- Available data -
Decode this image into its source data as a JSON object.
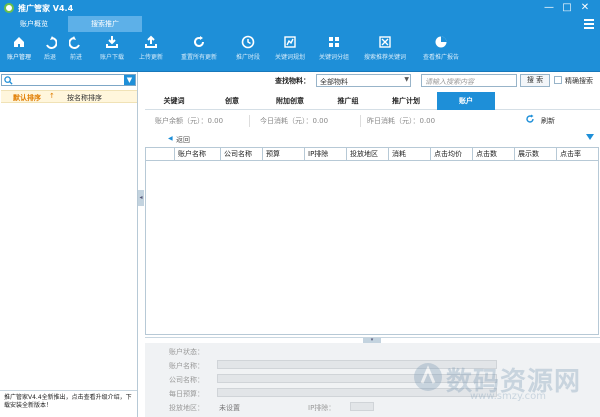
{
  "window": {
    "title": "推广管家 V4.4",
    "controls": [
      "—",
      "□",
      "✕"
    ]
  },
  "top_tabs": [
    {
      "label": "账户概览",
      "active": false
    },
    {
      "label": "搜索推广",
      "active": true
    }
  ],
  "toolbar": [
    {
      "label": "账户管理",
      "icon": "home-icon"
    },
    {
      "label": "后退",
      "icon": "undo-icon"
    },
    {
      "label": "前进",
      "icon": "redo-icon"
    },
    {
      "label": "账户下载",
      "icon": "download-icon"
    },
    {
      "label": "上传更新",
      "icon": "upload-icon"
    },
    {
      "label": "重置所有更新",
      "icon": "reset-icon"
    },
    {
      "label": "推广时段",
      "icon": "clock-icon"
    },
    {
      "label": "关键词规划",
      "icon": "keyword-icon"
    },
    {
      "label": "关键词分组",
      "icon": "group-icon"
    },
    {
      "label": "搜索推荐关键词",
      "icon": "recommend-icon"
    },
    {
      "label": "查看推广报告",
      "icon": "report-icon"
    }
  ],
  "left": {
    "search_placeholder": "",
    "sort_default": "默认排序",
    "sort_default_arrow": "↑",
    "sort_name": "按名称排序",
    "footer_text": "推广管家V4.4全新推出，点击查看升级介绍，下载安装全新版本！"
  },
  "find": {
    "label": "查找物料：",
    "selected": "全部物料",
    "placeholder": "请输入搜索内容",
    "button": "搜 索",
    "exact_label": "精确搜索",
    "exact_checked": false
  },
  "sub_tabs": [
    {
      "label": "关键词",
      "active": false
    },
    {
      "label": "创意",
      "active": false
    },
    {
      "label": "附加创意",
      "active": false
    },
    {
      "label": "推广组",
      "active": false
    },
    {
      "label": "推广计划",
      "active": false
    },
    {
      "label": "账户",
      "active": true
    }
  ],
  "balance": {
    "balance_label": "账户余额（元）：0.00",
    "today_label": "今日消耗（元）：0.00",
    "yesterday_label": "昨日消耗（元）：0.00",
    "refresh": "刷新"
  },
  "back": {
    "label": "返回"
  },
  "table": {
    "columns": [
      "账户名称",
      "公司名称",
      "预算",
      "IP排除",
      "投放地区",
      "消耗",
      "点击均价",
      "点击数",
      "展示数",
      "点击率"
    ]
  },
  "form": {
    "status": "账户状态：",
    "name": "账户名称：",
    "company": "公司名称：",
    "budget": "每日预算：",
    "region": "投放地区：",
    "region_value": "未设置",
    "ip_exclude": "IP排除："
  },
  "watermark": {
    "text": "数码资源网",
    "url": "www.smzy.com"
  },
  "colors": {
    "accent": "#1e8fd8",
    "sort_highlight": "#e07c00"
  }
}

- What the task requires -
Please write out all of the material above without changing a word, and omit any pictures.

- Exercise result -
Decode this image into its source data as a JSON object.
{
  "window": {
    "title": "推广管家 V4.4",
    "controls": [
      "—",
      "□",
      "✕"
    ]
  },
  "top_tabs": [
    {
      "label": "账户概览",
      "active": false
    },
    {
      "label": "搜索推广",
      "active": true
    }
  ],
  "toolbar": [
    {
      "label": "账户管理",
      "icon": "home-icon"
    },
    {
      "label": "后退",
      "icon": "undo-icon"
    },
    {
      "label": "前进",
      "icon": "redo-icon"
    },
    {
      "label": "账户下载",
      "icon": "download-icon"
    },
    {
      "label": "上传更新",
      "icon": "upload-icon"
    },
    {
      "label": "重置所有更新",
      "icon": "reset-icon"
    },
    {
      "label": "推广时段",
      "icon": "clock-icon"
    },
    {
      "label": "关键词规划",
      "icon": "keyword-icon"
    },
    {
      "label": "关键词分组",
      "icon": "group-icon"
    },
    {
      "label": "搜索推荐关键词",
      "icon": "recommend-icon"
    },
    {
      "label": "查看推广报告",
      "icon": "report-icon"
    }
  ],
  "left": {
    "search_placeholder": "",
    "sort_default": "默认排序",
    "sort_default_arrow": "↑",
    "sort_name": "按名称排序",
    "footer_text": "推广管家V4.4全新推出，点击查看升级介绍，下载安装全新版本！"
  },
  "find": {
    "label": "查找物料：",
    "selected": "全部物料",
    "placeholder": "请输入搜索内容",
    "button": "搜 索",
    "exact_label": "精确搜索",
    "exact_checked": false
  },
  "sub_tabs": [
    {
      "label": "关键词",
      "active": false
    },
    {
      "label": "创意",
      "active": false
    },
    {
      "label": "附加创意",
      "active": false
    },
    {
      "label": "推广组",
      "active": false
    },
    {
      "label": "推广计划",
      "active": false
    },
    {
      "label": "账户",
      "active": true
    }
  ],
  "balance": {
    "balance_label": "账户余额（元）：0.00",
    "today_label": "今日消耗（元）：0.00",
    "yesterday_label": "昨日消耗（元）：0.00",
    "refresh": "刷新"
  },
  "back": {
    "label": "返回"
  },
  "table": {
    "columns": [
      "账户名称",
      "公司名称",
      "预算",
      "IP排除",
      "投放地区",
      "消耗",
      "点击均价",
      "点击数",
      "展示数",
      "点击率"
    ]
  },
  "form": {
    "status": "账户状态：",
    "name": "账户名称：",
    "company": "公司名称：",
    "budget": "每日预算：",
    "region": "投放地区：",
    "region_value": "未设置",
    "ip_exclude": "IP排除："
  },
  "watermark": {
    "text": "数码资源网",
    "url": "www.smzy.com"
  },
  "colors": {
    "accent": "#1e8fd8",
    "sort_highlight": "#e07c00"
  }
}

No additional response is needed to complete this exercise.